*SET PROBLEM*. Write out the entries verbatim and leave the images out of the copy.

*Structured figure records*.

# # #

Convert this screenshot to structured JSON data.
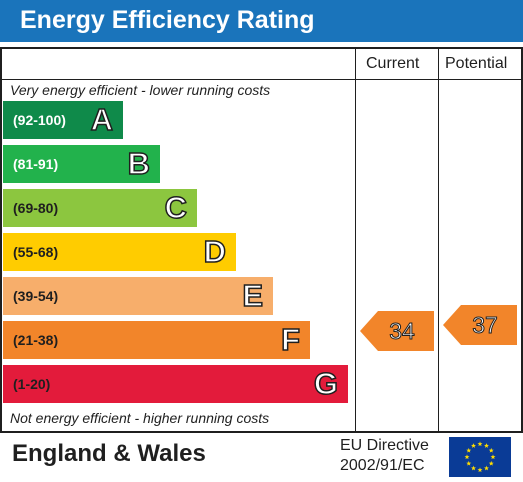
{
  "title": "Energy Efficiency Rating",
  "columns": {
    "current": "Current",
    "potential": "Potential"
  },
  "notes": {
    "top": "Very energy efficient - lower running costs",
    "bottom": "Not energy efficient - higher running costs"
  },
  "bands": [
    {
      "range": "(92-100)",
      "letter": "A",
      "color": "#0f8a4a",
      "range_color": "#ffffff"
    },
    {
      "range": "(81-91)",
      "letter": "B",
      "color": "#22b24c",
      "range_color": "#ffffff"
    },
    {
      "range": "(69-80)",
      "letter": "C",
      "color": "#8cc63f",
      "range_color": "#1f1f1f"
    },
    {
      "range": "(55-68)",
      "letter": "D",
      "color": "#ffcc00",
      "range_color": "#1f1f1f"
    },
    {
      "range": "(39-54)",
      "letter": "E",
      "color": "#f7ae6b",
      "range_color": "#1f1f1f"
    },
    {
      "range": "(21-38)",
      "letter": "F",
      "color": "#f2852a",
      "range_color": "#1f1f1f"
    },
    {
      "range": "(1-20)",
      "letter": "G",
      "color": "#e31b3b",
      "range_color": "#1f1f1f"
    }
  ],
  "ratings": {
    "current": {
      "value": "34",
      "band": "F",
      "color": "#f2852a"
    },
    "potential": {
      "value": "37",
      "band": "F",
      "color": "#f2852a"
    }
  },
  "footer": {
    "region": "England & Wales",
    "directive_line1": "EU Directive",
    "directive_line2": "2002/91/EC",
    "flag_color": "#0a3b96",
    "star_color": "#ffdd00"
  }
}
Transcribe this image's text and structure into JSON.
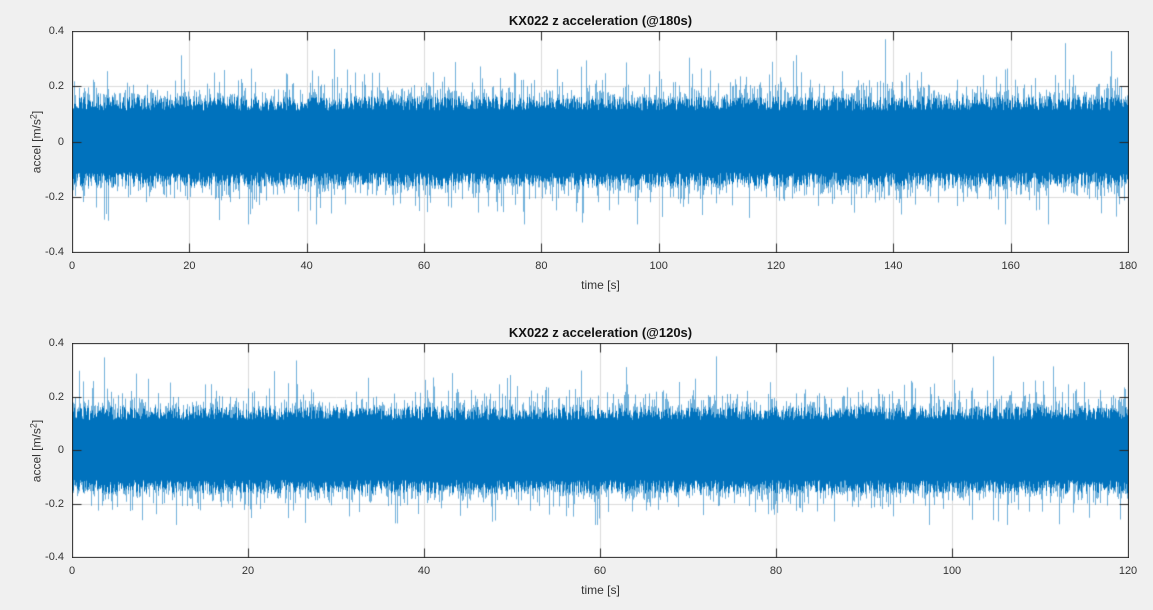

# # #

*RIGHT ANSWER*.
Convert this screenshot to structured JSON data.
{
  "title": "Energy Efficiency Rating",
  "columns": {
    "current": "Current",
    "potential": "Potential"
  },
  "notes": {
    "top": "Very energy efficient - lower running costs",
    "bottom": "Not energy efficient - higher running costs"
  },
  "bands": [
    {
      "range": "(92-100)",
      "letter": "A",
      "color": "#0f8a4a",
      "range_color": "#ffffff"
    },
    {
      "range": "(81-91)",
      "letter": "B",
      "color": "#22b24c",
      "range_color": "#ffffff"
    },
    {
      "range": "(69-80)",
      "letter": "C",
      "color": "#8cc63f",
      "range_color": "#1f1f1f"
    },
    {
      "range": "(55-68)",
      "letter": "D",
      "color": "#ffcc00",
      "range_color": "#1f1f1f"
    },
    {
      "range": "(39-54)",
      "letter": "E",
      "color": "#f7ae6b",
      "range_color": "#1f1f1f"
    },
    {
      "range": "(21-38)",
      "letter": "F",
      "color": "#f2852a",
      "range_color": "#1f1f1f"
    },
    {
      "range": "(1-20)",
      "letter": "G",
      "color": "#e31b3b",
      "range_color": "#1f1f1f"
    }
  ],
  "ratings": {
    "current": {
      "value": "34",
      "band": "F",
      "color": "#f2852a"
    },
    "potential": {
      "value": "37",
      "band": "F",
      "color": "#f2852a"
    }
  },
  "footer": {
    "region": "England & Wales",
    "directive_line1": "EU Directive",
    "directive_line2": "2002/91/EC",
    "flag_color": "#0a3b96",
    "star_color": "#ffdd00"
  }
}
Transcribe this image's text and structure into JSON.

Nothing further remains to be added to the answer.